Reproduce the listing word for word. Skip any image.

++++ Extracted information ++++

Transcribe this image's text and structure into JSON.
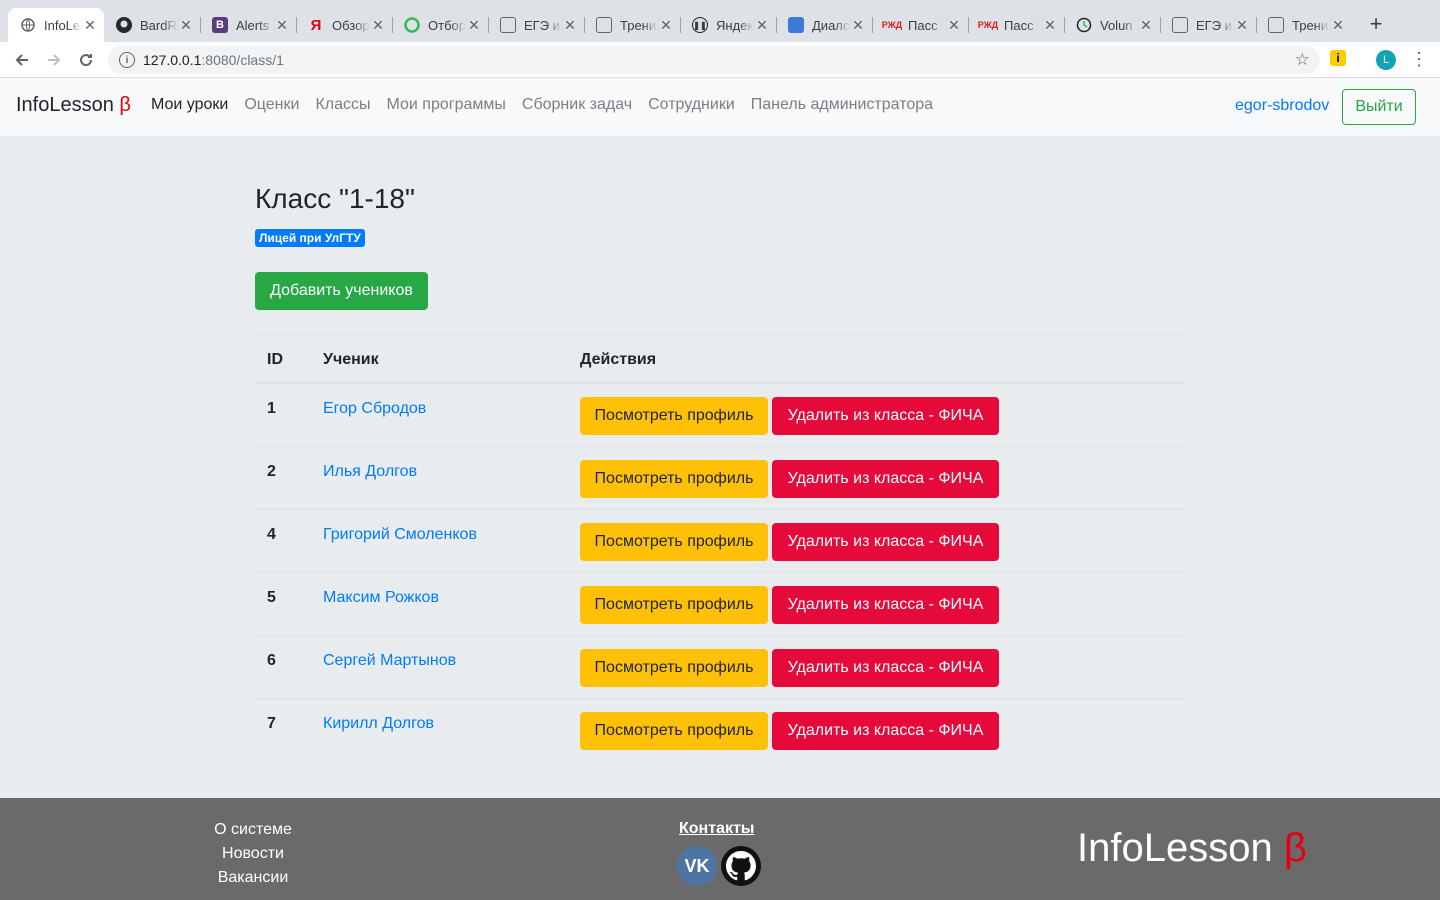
{
  "browser": {
    "tabs": [
      {
        "label": "InfoLesson",
        "icon": "globe-icon"
      },
      {
        "label": "BardRoll",
        "icon": "github-icon"
      },
      {
        "label": "Alerts",
        "icon": "bootstrap-icon"
      },
      {
        "label": "Обзор",
        "icon": "yandex-icon"
      },
      {
        "label": "Отбор",
        "icon": "green-circle-icon"
      },
      {
        "label": "ЕГЭ и",
        "icon": "edit-icon"
      },
      {
        "label": "Трени",
        "icon": "edit-icon"
      },
      {
        "label": "Яндекс",
        "icon": "pause-icon"
      },
      {
        "label": "Диалоги",
        "icon": "chat-icon"
      },
      {
        "label": "Пасс",
        "icon": "rzd-icon"
      },
      {
        "label": "Пасс",
        "icon": "rzd-icon"
      },
      {
        "label": "Volun",
        "icon": "clock-icon"
      },
      {
        "label": "ЕГЭ и",
        "icon": "edit-icon"
      },
      {
        "label": "Трени",
        "icon": "edit-icon"
      }
    ],
    "url_host": "127.0.0.1",
    "url_rest": ":8080/class/1",
    "profile_initial": "L"
  },
  "navbar": {
    "brand": "InfoLesson",
    "beta": "β",
    "links": [
      {
        "label": "Мои уроки",
        "active": true
      },
      {
        "label": "Оценки"
      },
      {
        "label": "Классы"
      },
      {
        "label": "Мои программы"
      },
      {
        "label": "Сборник задач"
      },
      {
        "label": "Сотрудники"
      },
      {
        "label": "Панель администратора"
      }
    ],
    "username": "egor-sbrodov",
    "logout_label": "Выйти"
  },
  "main": {
    "title": "Класс \"1-18\"",
    "school_badge": "Лицей при УлГТУ",
    "add_button": "Добавить учеников",
    "table": {
      "headers": {
        "id": "ID",
        "student": "Ученик",
        "actions": "Действия"
      },
      "view_label": "Посмотреть профиль",
      "delete_label": "Удалить из класса - ФИЧА",
      "rows": [
        {
          "id": "1",
          "name": "Егор Сбродов"
        },
        {
          "id": "2",
          "name": "Илья Долгов"
        },
        {
          "id": "4",
          "name": "Григорий Смоленков"
        },
        {
          "id": "5",
          "name": "Максим Рожков"
        },
        {
          "id": "6",
          "name": "Сергей Мартынов"
        },
        {
          "id": "7",
          "name": "Кирилл Долгов"
        }
      ]
    }
  },
  "footer": {
    "links": [
      "О системе",
      "Новости",
      "Вакансии"
    ],
    "contacts": "Контакты",
    "vk_label": "VK",
    "brand": "InfoLesson",
    "beta": "β"
  },
  "colors": {
    "primary": "#007bff",
    "success": "#28a745",
    "warning": "#ffc107",
    "danger": "#e60a3b",
    "footer_bg": "#6a6a6a",
    "beta": "#e60012"
  }
}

++++

> **Task answer**:
Transcribe this image's text and structure into JSON.
{
  "browser": {
    "tabs": [
      {
        "label": "InfoLesson",
        "icon": "globe-icon"
      },
      {
        "label": "BardRoll",
        "icon": "github-icon"
      },
      {
        "label": "Alerts",
        "icon": "bootstrap-icon"
      },
      {
        "label": "Обзор",
        "icon": "yandex-icon"
      },
      {
        "label": "Отбор",
        "icon": "green-circle-icon"
      },
      {
        "label": "ЕГЭ и",
        "icon": "edit-icon"
      },
      {
        "label": "Трени",
        "icon": "edit-icon"
      },
      {
        "label": "Яндекс",
        "icon": "pause-icon"
      },
      {
        "label": "Диалоги",
        "icon": "chat-icon"
      },
      {
        "label": "Пасс",
        "icon": "rzd-icon"
      },
      {
        "label": "Пасс",
        "icon": "rzd-icon"
      },
      {
        "label": "Volun",
        "icon": "clock-icon"
      },
      {
        "label": "ЕГЭ и",
        "icon": "edit-icon"
      },
      {
        "label": "Трени",
        "icon": "edit-icon"
      }
    ],
    "url_host": "127.0.0.1",
    "url_rest": ":8080/class/1",
    "profile_initial": "L"
  },
  "navbar": {
    "brand": "InfoLesson",
    "beta": "β",
    "links": [
      {
        "label": "Мои уроки",
        "active": true
      },
      {
        "label": "Оценки"
      },
      {
        "label": "Классы"
      },
      {
        "label": "Мои программы"
      },
      {
        "label": "Сборник задач"
      },
      {
        "label": "Сотрудники"
      },
      {
        "label": "Панель администратора"
      }
    ],
    "username": "egor-sbrodov",
    "logout_label": "Выйти"
  },
  "main": {
    "title": "Класс \"1-18\"",
    "school_badge": "Лицей при УлГТУ",
    "add_button": "Добавить учеников",
    "table": {
      "headers": {
        "id": "ID",
        "student": "Ученик",
        "actions": "Действия"
      },
      "view_label": "Посмотреть профиль",
      "delete_label": "Удалить из класса - ФИЧА",
      "rows": [
        {
          "id": "1",
          "name": "Егор Сбродов"
        },
        {
          "id": "2",
          "name": "Илья Долгов"
        },
        {
          "id": "4",
          "name": "Григорий Смоленков"
        },
        {
          "id": "5",
          "name": "Максим Рожков"
        },
        {
          "id": "6",
          "name": "Сергей Мартынов"
        },
        {
          "id": "7",
          "name": "Кирилл Долгов"
        }
      ]
    }
  },
  "footer": {
    "links": [
      "О системе",
      "Новости",
      "Вакансии"
    ],
    "contacts": "Контакты",
    "vk_label": "VK",
    "brand": "InfoLesson",
    "beta": "β"
  },
  "colors": {
    "primary": "#007bff",
    "success": "#28a745",
    "warning": "#ffc107",
    "danger": "#e60a3b",
    "footer_bg": "#6a6a6a",
    "beta": "#e60012"
  }
}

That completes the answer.